> [Stated problem] Set the listing down again in full, word for word, with the pictures left out.

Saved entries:
================
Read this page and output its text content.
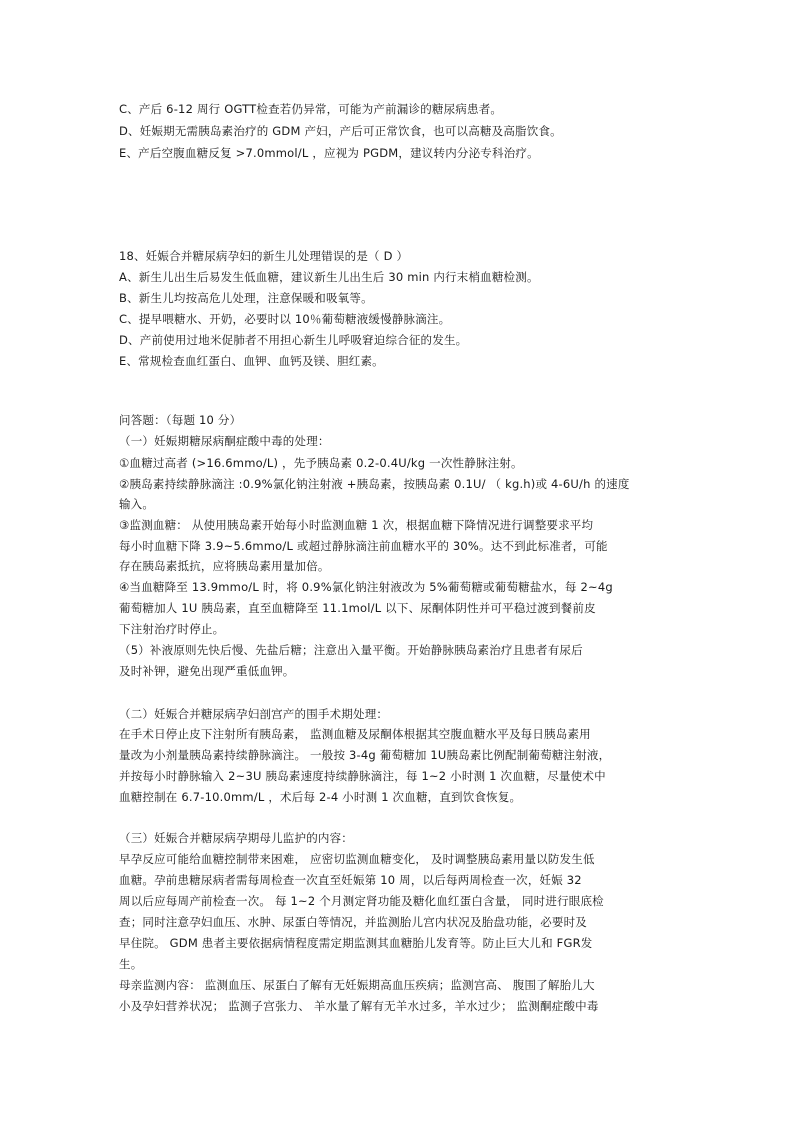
C、产后 6-12 周行 OGTT检查若仍异常，可能为产前漏诊的糖尿病患者。
D、妊娠期无需胰岛素治疗的 GDM 产妇，产后可正常饮食，也可以高糖及高脂饮食。
E、产后空腹血糖反复 >7.0mmol/L ，应视为 PGDM，建议转内分泌专科治疗。
18、妊娠合并糖尿病孕妇的新生儿处理错误的是（ D ）
A、新生儿出生后易发生低血糖，建议新生儿出生后 30 min 内行末梢血糖检测。
B、新生儿均按高危儿处理，注意保暖和吸氧等。
C、提早喂糖水、开奶，必要时以 10％葡萄糖液缓慢静脉滴注。
D、产前使用过地米促肺者不用担心新生儿呼吸窘迫综合征的发生。
E、常规检查血红蛋白、血钾、血钙及镁、胆红素。
问答题：（每题 10 分）
（一）妊娠期糖尿病酮症酸中毒的处理：
①血糖过高者 (>16.6mmo/L) ，先予胰岛素 0.2-0.4U/kg 一次性静脉注射。
②胰岛素持续静脉滴注 :0.9%氯化钠注射液 +胰岛素，按胰岛素 0.1U/ （ kg.h)或 4-6U/h 的速度
输入。
③监测血糖： 从使用胰岛素开始每小时监测血糖 1 次，根据血糖下降情况进行调整要求平均
每小时血糖下降 3.9~5.6mmo/L 或超过静脉滴注前血糖水平的 30%。达不到此标准者，可能
存在胰岛素抵抗，应将胰岛素用量加倍。
④当血糖降至 13.9mmo/L 时，将 0.9%氯化钠注射液改为 5%葡萄糖或葡萄糖盐水，每 2~4g
葡萄糖加人 1U 胰岛素，直至血糖降至 11.1mol/L 以下、尿酮体阴性并可平稳过渡到餐前皮
下注射治疗时停止。
（5）补液原则先快后慢、先盐后糖；注意出入量平衡。开始静脉胰岛素治疗且患者有尿后
及时补钾，避免出现严重低血钾。
（二）妊娠合并糖尿病孕妇剖宫产的围手术期处理：
在手术日停止皮下注射所有胰岛素， 监测血糖及尿酮体根据其空腹血糖水平及每日胰岛素用
量改为小剂量胰岛素持续静脉滴注。 一般按 3-4g 葡萄糖加 1U胰岛素比例配制葡萄糖注射液，
并按每小时静脉输入 2~3U 胰岛素速度持续静脉滴注，每 1~2 小时测 1 次血糖，尽量使术中
血糖控制在 6.7-10.0mm/L ，术后每 2-4 小时测 1 次血糖，直到饮食恢复。
（三）妊娠合并糖尿病孕期母儿监护的内容：
早孕反应可能给血糖控制带来困难， 应密切监测血糖变化， 及时调整胰岛素用量以防发生低
血糖。孕前患糖尿病者需每周检查一次直至妊娠第 10 周，以后每两周检查一次，妊娠 32
周以后应每周产前检查一次。 每 1~2 个月测定肾功能及糖化血红蛋白含量， 同时进行眼底检
查；同时注意孕妇血压、水肿、尿蛋白等情况，并监测胎儿宫内状况及胎盘功能，必要时及
早住院。 GDM 患者主要依据病情程度需定期监测其血糖胎儿发育等。防止巨大儿和 FGR发
生。
母亲监测内容： 监测血压、尿蛋白了解有无妊娠期高血压疾病；监测宫高、 腹围了解胎儿大
小及孕妇营养状况； 监测子宫张力、 羊水量了解有无羊水过多，羊水过少； 监测酮症酸中毒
================
> [Worked solution]
Read this page and output its text content.
C、产后 6-12 周行 OGTT检查若仍异常，可能为产前漏诊的糖尿病患者。
D、妊娠期无需胰岛素治疗的 GDM 产妇，产后可正常饮食，也可以高糖及高脂饮食。
E、产后空腹血糖反复 >7.0mmol/L ，应视为 PGDM，建议转内分泌专科治疗。
18、妊娠合并糖尿病孕妇的新生儿处理错误的是（ D ）
A、新生儿出生后易发生低血糖，建议新生儿出生后 30 min 内行末梢血糖检测。
B、新生儿均按高危儿处理，注意保暖和吸氧等。
C、提早喂糖水、开奶，必要时以 10％葡萄糖液缓慢静脉滴注。
D、产前使用过地米促肺者不用担心新生儿呼吸窘迫综合征的发生。
E、常规检查血红蛋白、血钾、血钙及镁、胆红素。
问答题：（每题 10 分）
（一）妊娠期糖尿病酮症酸中毒的处理：
①血糖过高者 (>16.6mmo/L) ，先予胰岛素 0.2-0.4U/kg 一次性静脉注射。
②胰岛素持续静脉滴注 :0.9%氯化钠注射液 +胰岛素，按胰岛素 0.1U/ （ kg.h)或 4-6U/h 的速度
输入。
③监测血糖： 从使用胰岛素开始每小时监测血糖 1 次，根据血糖下降情况进行调整要求平均
每小时血糖下降 3.9~5.6mmo/L 或超过静脉滴注前血糖水平的 30%。达不到此标准者，可能
存在胰岛素抵抗，应将胰岛素用量加倍。
④当血糖降至 13.9mmo/L 时，将 0.9%氯化钠注射液改为 5%葡萄糖或葡萄糖盐水，每 2~4g
葡萄糖加人 1U 胰岛素，直至血糖降至 11.1mol/L 以下、尿酮体阴性并可平稳过渡到餐前皮
下注射治疗时停止。
（5）补液原则先快后慢、先盐后糖；注意出入量平衡。开始静脉胰岛素治疗且患者有尿后
及时补钾，避免出现严重低血钾。
（二）妊娠合并糖尿病孕妇剖宫产的围手术期处理：
在手术日停止皮下注射所有胰岛素， 监测血糖及尿酮体根据其空腹血糖水平及每日胰岛素用
量改为小剂量胰岛素持续静脉滴注。 一般按 3-4g 葡萄糖加 1U胰岛素比例配制葡萄糖注射液，
并按每小时静脉输入 2~3U 胰岛素速度持续静脉滴注，每 1~2 小时测 1 次血糖，尽量使术中
血糖控制在 6.7-10.0mm/L ，术后每 2-4 小时测 1 次血糖，直到饮食恢复。
（三）妊娠合并糖尿病孕期母儿监护的内容：
早孕反应可能给血糖控制带来困难， 应密切监测血糖变化， 及时调整胰岛素用量以防发生低
血糖。孕前患糖尿病者需每周检查一次直至妊娠第 10 周，以后每两周检查一次，妊娠 32
周以后应每周产前检查一次。 每 1~2 个月测定肾功能及糖化血红蛋白含量， 同时进行眼底检
查；同时注意孕妇血压、水肿、尿蛋白等情况，并监测胎儿宫内状况及胎盘功能，必要时及
早住院。 GDM 患者主要依据病情程度需定期监测其血糖胎儿发育等。防止巨大儿和 FGR发
生。
母亲监测内容： 监测血压、尿蛋白了解有无妊娠期高血压疾病；监测宫高、 腹围了解胎儿大
小及孕妇营养状况； 监测子宫张力、 羊水量了解有无羊水过多，羊水过少； 监测酮症酸中毒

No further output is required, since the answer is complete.